● WHAT IS NEEDED: In the data below, find each line containing the string "ffffff" and return it.

● DATA SHOWN:

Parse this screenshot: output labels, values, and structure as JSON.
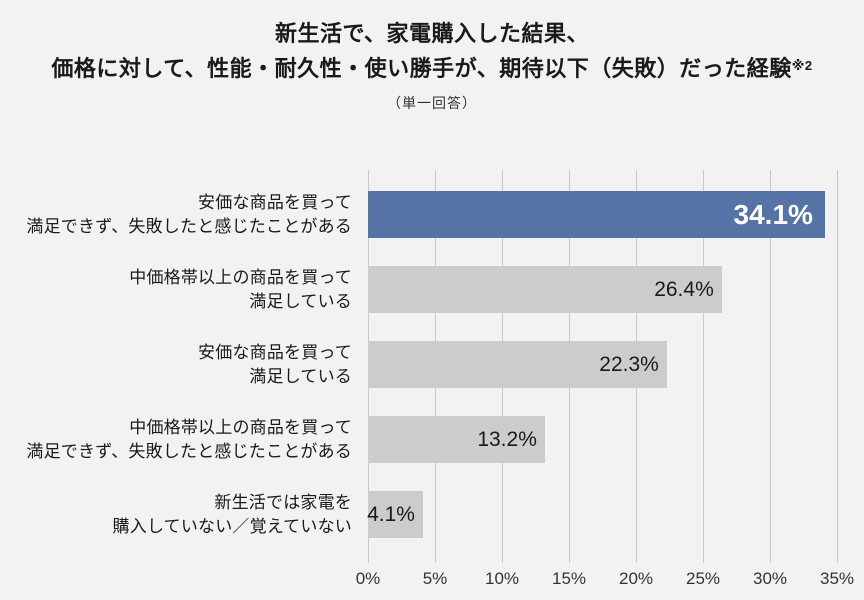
{
  "header": {
    "title_line1": "新生活で、家電購入した結果、",
    "title_line2": "価格に対して、性能・耐久性・使い勝手が、期待以下（失敗）だった経験",
    "title_note": "※2",
    "subtitle": "（単一回答）"
  },
  "chart_data": {
    "type": "bar",
    "orientation": "horizontal",
    "title": "新生活で、家電購入した結果、価格に対して、性能・耐久性・使い勝手が、期待以下（失敗）だった経験※2",
    "subtitle": "（単一回答）",
    "categories": [
      [
        "安価な商品を買って",
        "満足できず、失敗したと感じたことがある"
      ],
      [
        "中価格帯以上の商品を買って",
        "満足している"
      ],
      [
        "安価な商品を買って",
        "満足している"
      ],
      [
        "中価格帯以上の商品を買って",
        "満足できず、失敗したと感じたことがある"
      ],
      [
        "新生活では家電を",
        "購入していない／覚えていない"
      ]
    ],
    "values": [
      34.1,
      26.4,
      22.3,
      13.2,
      4.1
    ],
    "value_labels": [
      "34.1%",
      "26.4%",
      "22.3%",
      "13.2%",
      "4.1%"
    ],
    "xlim": [
      0,
      35
    ],
    "x_tick_values": [
      0,
      5,
      10,
      15,
      20,
      25,
      30,
      35
    ],
    "x_tick_labels": [
      "0%",
      "5%",
      "10%",
      "15%",
      "20%",
      "25%",
      "30%",
      "35%"
    ],
    "grid": true,
    "legend": "none",
    "highlight_index": 0,
    "colors": {
      "background": "#f2f2f2",
      "highlight_bar": "#5673a7",
      "default_bar": "#cccccc",
      "highlight_value_text": "#ffffff",
      "value_text": "#1a1a1a",
      "gridline": "#c9c9c9",
      "text": "#1a1a1a"
    }
  }
}
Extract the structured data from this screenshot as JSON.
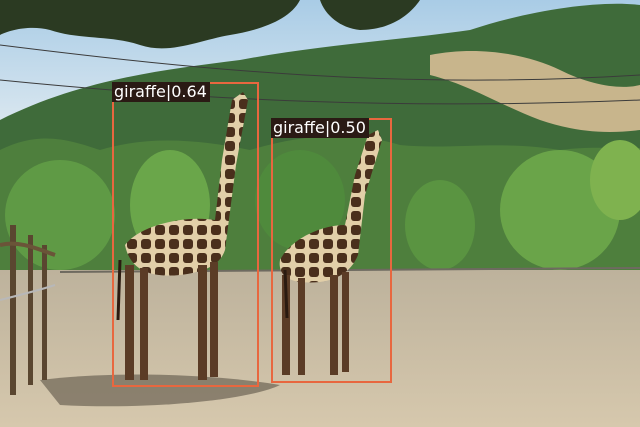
{
  "detections": [
    {
      "id": "det-1",
      "label": "giraffe|0.64",
      "class": "giraffe",
      "score": 0.64
    },
    {
      "id": "det-2",
      "label": "giraffe|0.50",
      "class": "giraffe",
      "score": 0.5
    }
  ],
  "colors": {
    "box_stroke": "#e8673f",
    "label_bg": "#2a1a14",
    "label_text": "#ffffff"
  }
}
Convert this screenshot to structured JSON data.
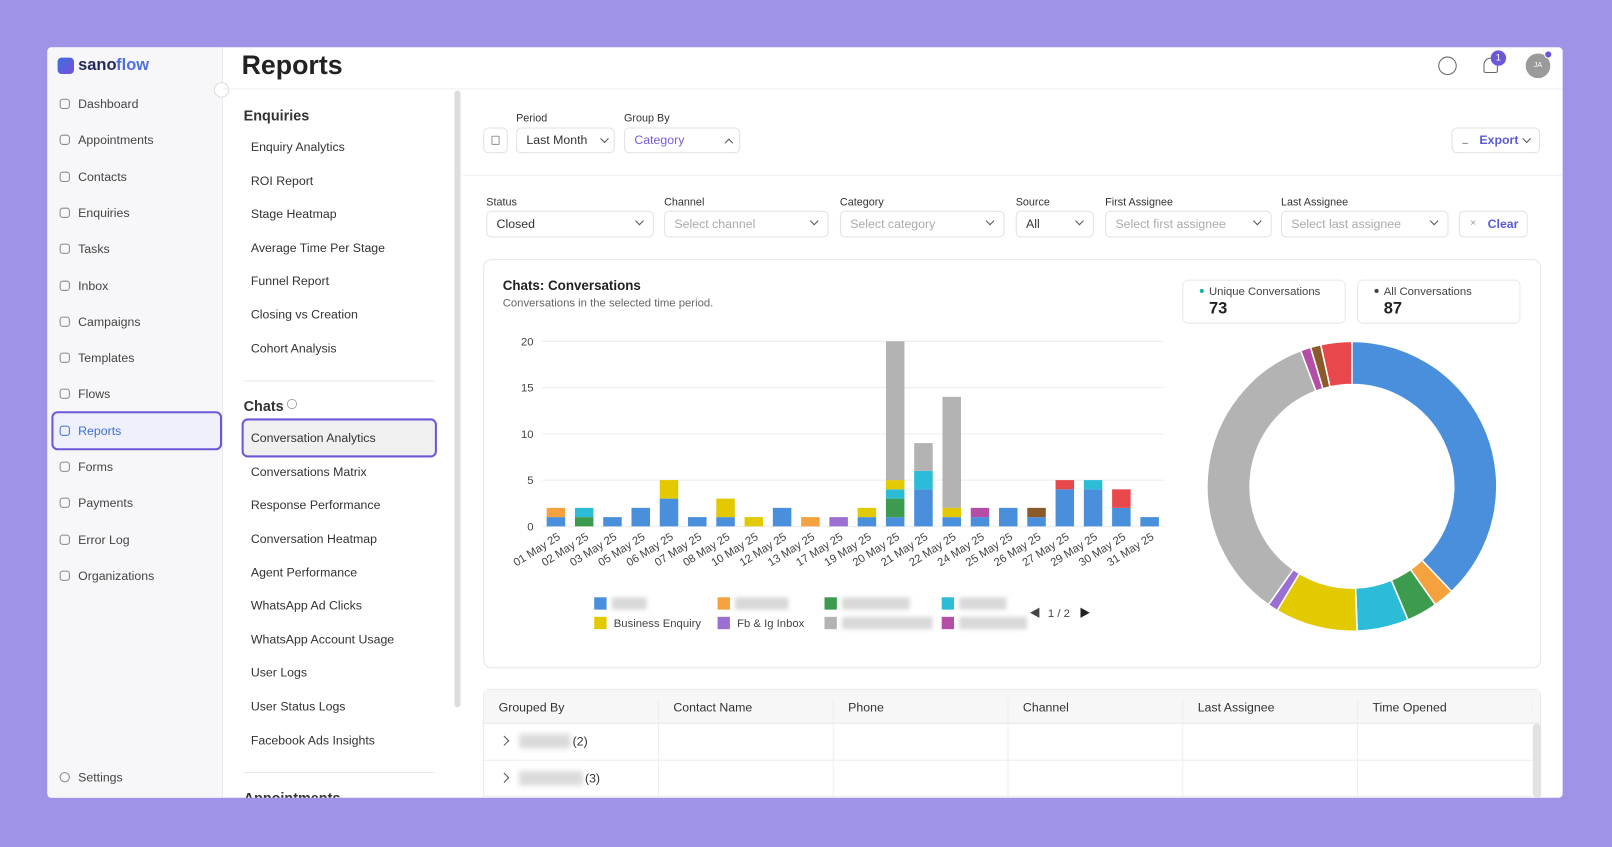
{
  "brand": [
    "sano",
    "flow"
  ],
  "nav": {
    "items": [
      "Dashboard",
      "Appointments",
      "Contacts",
      "Enquiries",
      "Tasks",
      "Inbox",
      "Campaigns",
      "Templates",
      "Flows",
      "Reports",
      "Forms",
      "Payments",
      "Error Log",
      "Organizations"
    ],
    "active": 9,
    "footer": "Settings"
  },
  "header": {
    "title": "Reports",
    "notifications": "1",
    "avatar": "JA"
  },
  "submenu": {
    "sections": [
      {
        "title": "Enquiries",
        "items": [
          "Enquiry Analytics",
          "ROI Report",
          "Stage Heatmap",
          "Average Time Per Stage",
          "Funnel Report",
          "Closing vs Creation",
          "Cohort Analysis"
        ]
      },
      {
        "title": "Chats",
        "items": [
          "Conversation Analytics",
          "Conversations Matrix",
          "Response Performance",
          "Conversation Heatmap",
          "Agent Performance",
          "WhatsApp Ad Clicks",
          "WhatsApp Account Usage",
          "User Logs",
          "User Status Logs",
          "Facebook Ads Insights"
        ]
      },
      {
        "title": "Appointments",
        "items": []
      }
    ],
    "active": [
      1,
      0
    ]
  },
  "controls": {
    "period": {
      "label": "Period",
      "value": "Last Month"
    },
    "group_by": {
      "label": "Group By",
      "value": "Category"
    },
    "export": "Export"
  },
  "filters": {
    "fields": [
      {
        "label": "Status",
        "value": "Closed"
      },
      {
        "label": "Channel",
        "placeholder": "Select channel"
      },
      {
        "label": "Category",
        "placeholder": "Select category"
      },
      {
        "label": "Source",
        "value": "All"
      },
      {
        "label": "First Assignee",
        "placeholder": "Select first assignee"
      },
      {
        "label": "Last Assignee",
        "placeholder": "Select last assignee"
      }
    ],
    "clear": "Clear"
  },
  "stats": [
    {
      "label": "Unique Conversations",
      "value": 73,
      "color": "#19b59c"
    },
    {
      "label": "All Conversations",
      "value": 87,
      "color": "#444444"
    }
  ],
  "chart_data": {
    "type": "bar",
    "stacked": true,
    "donut": true,
    "title": "Chats: Conversations",
    "subtitle": "Conversations in the selected time period.",
    "categories": [
      "01 May 25",
      "02 May 25",
      "03 May 25",
      "05 May 25",
      "06 May 25",
      "07 May 25",
      "08 May 25",
      "10 May 25",
      "12 May 25",
      "13 May 25",
      "17 May 25",
      "19 May 25",
      "20 May 25",
      "21 May 25",
      "22 May 25",
      "24 May 25",
      "25 May 25",
      "26 May 25",
      "27 May 25",
      "29 May 25",
      "30 May 25",
      "31 May 25"
    ],
    "series": [
      {
        "name": null,
        "color": "#4a8fdc",
        "values": [
          1,
          0,
          1,
          2,
          3,
          1,
          1,
          0,
          2,
          0,
          0,
          1,
          1,
          4,
          1,
          1,
          2,
          1,
          4,
          4,
          2,
          1
        ]
      },
      {
        "name": null,
        "color": "#f5a23e",
        "values": [
          1,
          0,
          0,
          0,
          0,
          0,
          0,
          0,
          0,
          1,
          0,
          0,
          0,
          0,
          0,
          0,
          0,
          0,
          0,
          0,
          0,
          0
        ]
      },
      {
        "name": null,
        "color": "#3d9b50",
        "values": [
          0,
          1,
          0,
          0,
          0,
          0,
          0,
          0,
          0,
          0,
          0,
          0,
          2,
          0,
          0,
          0,
          0,
          0,
          0,
          0,
          0,
          0
        ]
      },
      {
        "name": null,
        "color": "#2cbcd8",
        "values": [
          0,
          1,
          0,
          0,
          0,
          0,
          0,
          0,
          0,
          0,
          0,
          0,
          1,
          2,
          0,
          0,
          0,
          0,
          0,
          1,
          0,
          0
        ]
      },
      {
        "name": "Business Enquiry",
        "color": "#e2c900",
        "values": [
          0,
          0,
          0,
          0,
          2,
          0,
          2,
          1,
          0,
          0,
          0,
          1,
          1,
          0,
          1,
          0,
          0,
          0,
          0,
          0,
          0,
          0
        ]
      },
      {
        "name": "Fb & Ig Inbox",
        "color": "#9c6fd2",
        "values": [
          0,
          0,
          0,
          0,
          0,
          0,
          0,
          0,
          0,
          0,
          1,
          0,
          0,
          0,
          0,
          0,
          0,
          0,
          0,
          0,
          0,
          0
        ]
      },
      {
        "name": null,
        "color": "#b3b3b3",
        "values": [
          0,
          0,
          0,
          0,
          0,
          0,
          0,
          0,
          0,
          0,
          0,
          0,
          15,
          3,
          12,
          0,
          0,
          0,
          0,
          0,
          0,
          0
        ]
      },
      {
        "name": null,
        "color": "#b54ea6",
        "values": [
          0,
          0,
          0,
          0,
          0,
          0,
          0,
          0,
          0,
          0,
          0,
          0,
          0,
          0,
          0,
          1,
          0,
          0,
          0,
          0,
          0,
          0
        ]
      },
      {
        "name": null,
        "color": "#8b5a2b",
        "values": [
          0,
          0,
          0,
          0,
          0,
          0,
          0,
          0,
          0,
          0,
          0,
          0,
          0,
          0,
          0,
          0,
          0,
          1,
          0,
          0,
          0,
          0
        ]
      },
      {
        "name": null,
        "color": "#e8484c",
        "values": [
          0,
          0,
          0,
          0,
          0,
          0,
          0,
          0,
          0,
          0,
          0,
          0,
          0,
          0,
          0,
          0,
          0,
          0,
          1,
          0,
          2,
          0
        ]
      }
    ],
    "ylim": [
      0,
      20
    ],
    "yticks": [
      0,
      5,
      10,
      15,
      20
    ],
    "grid": true,
    "legend_page": "1 / 2"
  },
  "table": {
    "columns": [
      "Grouped By",
      "Contact Name",
      "Phone",
      "Channel",
      "Last Assignee",
      "Time Opened"
    ],
    "rows": [
      {
        "count": "(2)"
      },
      {
        "count": "(3)"
      }
    ]
  }
}
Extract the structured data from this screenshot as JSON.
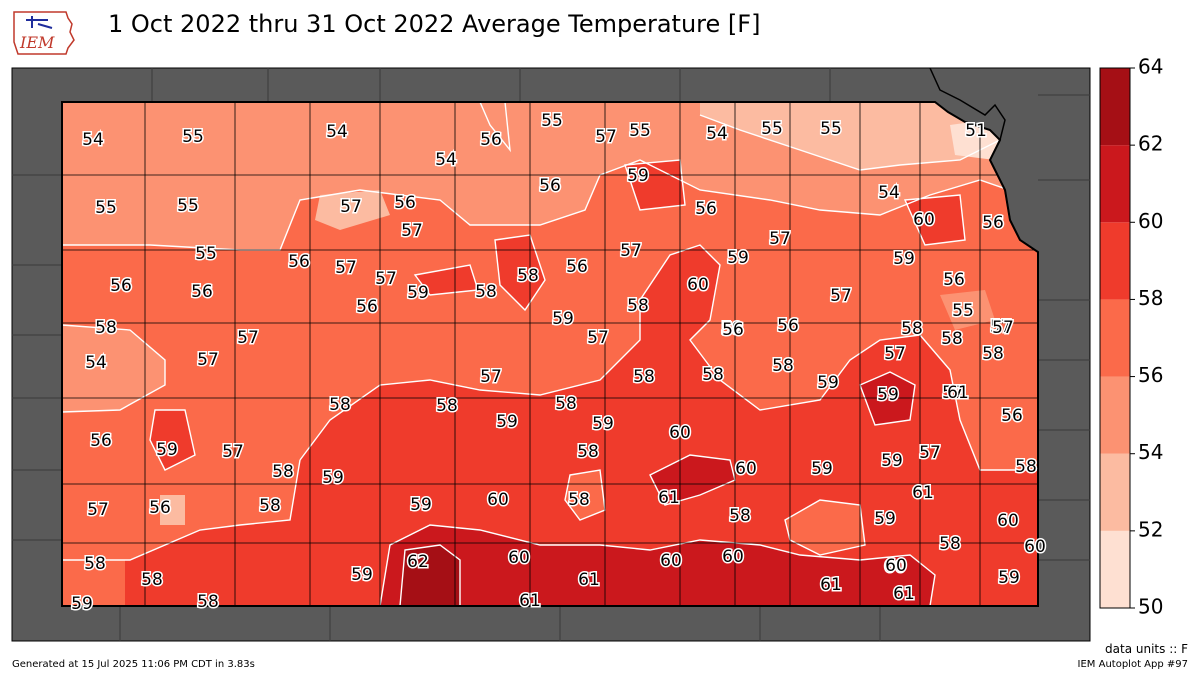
{
  "header": {
    "logo_text": "IEM",
    "title": "1 Oct 2022 thru 31 Oct 2022 Average Temperature [F]"
  },
  "legend": {
    "ticks": [
      "50",
      "52",
      "54",
      "56",
      "58",
      "60",
      "62",
      "64"
    ],
    "bins": [
      {
        "from": 50,
        "to": 52,
        "color": "#fee0d2"
      },
      {
        "from": 52,
        "to": 54,
        "color": "#fcbba1"
      },
      {
        "from": 54,
        "to": 56,
        "color": "#fc9272"
      },
      {
        "from": 56,
        "to": 58,
        "color": "#fb6a4a"
      },
      {
        "from": 58,
        "to": 60,
        "color": "#ef3b2c"
      },
      {
        "from": 60,
        "to": 62,
        "color": "#cb181d"
      },
      {
        "from": 62,
        "to": 64,
        "color": "#a50f15"
      }
    ]
  },
  "map": {
    "state": "Kansas",
    "outside_color": "#5a5a5a",
    "labels": [
      "54",
      "55",
      "54",
      "56",
      "55",
      "57",
      "55",
      "54",
      "54",
      "55",
      "55",
      "51",
      "55",
      "55",
      "57",
      "56",
      "56",
      "59",
      "56",
      "54",
      "60",
      "56",
      "57",
      "57",
      "59",
      "56",
      "57",
      "60",
      "55",
      "56",
      "56",
      "57",
      "57",
      "59",
      "58",
      "58",
      "59",
      "55",
      "57",
      "56",
      "56",
      "56",
      "57",
      "59",
      "58",
      "58",
      "57",
      "59",
      "56",
      "58",
      "58",
      "57",
      "57",
      "57",
      "58",
      "58",
      "57",
      "56",
      "58",
      "54",
      "57",
      "57",
      "58",
      "58",
      "58",
      "59",
      "61",
      "57",
      "56",
      "58",
      "58",
      "59",
      "59",
      "60",
      "59",
      "56",
      "59",
      "57",
      "58",
      "59",
      "58",
      "60",
      "59",
      "59",
      "58",
      "57",
      "56",
      "58",
      "59",
      "60",
      "58",
      "61",
      "60",
      "59",
      "61",
      "60",
      "58",
      "58",
      "59",
      "62",
      "60",
      "61",
      "60",
      "60",
      "61",
      "60",
      "58",
      "59",
      "60",
      "59",
      "58",
      "61",
      "61"
    ],
    "data_units": "data units :: F"
  },
  "footer": {
    "generated": "Generated at 15 Jul 2025 11:06 PM CDT in 3.83s",
    "app": "IEM Autoplot App #97"
  }
}
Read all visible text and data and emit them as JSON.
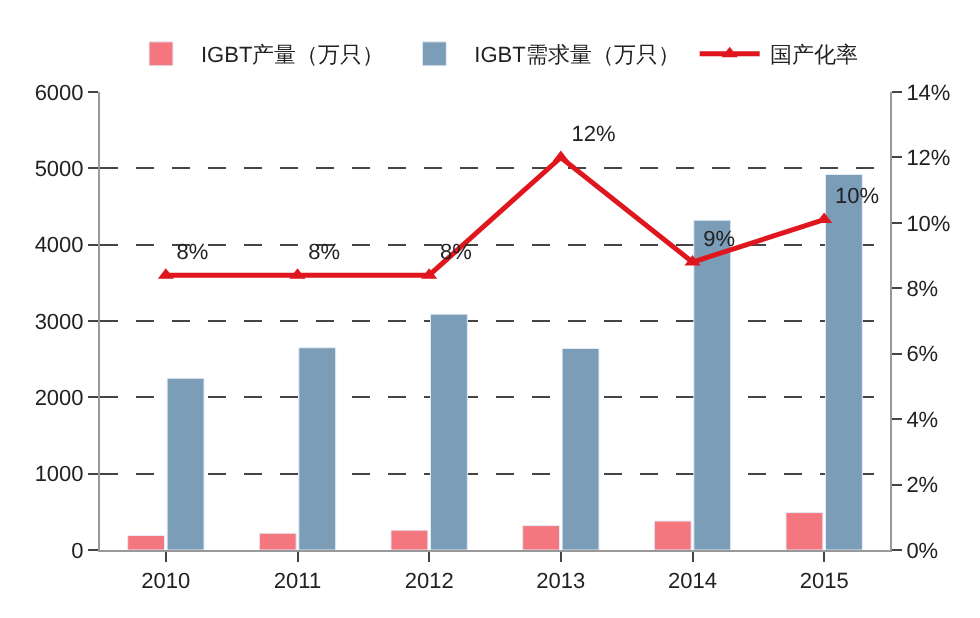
{
  "chart_data": {
    "type": "bar",
    "categories": [
      "2010",
      "2011",
      "2012",
      "2013",
      "2014",
      "2015"
    ],
    "series": [
      {
        "name": "IGBT产量（万只）",
        "color": "#f4777f",
        "values": [
          190,
          220,
          260,
          320,
          380,
          490
        ]
      },
      {
        "name": "IGBT需求量（万只）",
        "color": "#7b9db8",
        "values": [
          2250,
          2650,
          3090,
          2640,
          4320,
          4920
        ]
      },
      {
        "name": "国产化率",
        "type": "line",
        "axis": "y2",
        "color": "#e0161e",
        "values": [
          8.4,
          8.4,
          8.4,
          12,
          8.8,
          10.1
        ],
        "value_labels": [
          "8%",
          "8%",
          "8%",
          "12%",
          "9%",
          "10%"
        ]
      }
    ],
    "ylim": [
      0,
      6000
    ],
    "yticks": [
      0,
      1000,
      2000,
      3000,
      4000,
      5000,
      6000
    ],
    "y2lim": [
      0,
      14
    ],
    "y2ticks": [
      {
        "value": 0,
        "label": "0%"
      },
      {
        "value": 2,
        "label": "2%"
      },
      {
        "value": 4,
        "label": "4%"
      },
      {
        "value": 6,
        "label": "6%"
      },
      {
        "value": 8,
        "label": "8%"
      },
      {
        "value": 10,
        "label": "10%"
      },
      {
        "value": 12,
        "label": "12%"
      },
      {
        "value": 14,
        "label": "14%"
      }
    ],
    "grid": "y",
    "legend": "top",
    "marker": "triangle"
  }
}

● TASK ANSWER:
      "highlight_value_text": "#ffffff",
    "label_text": "#ffffff"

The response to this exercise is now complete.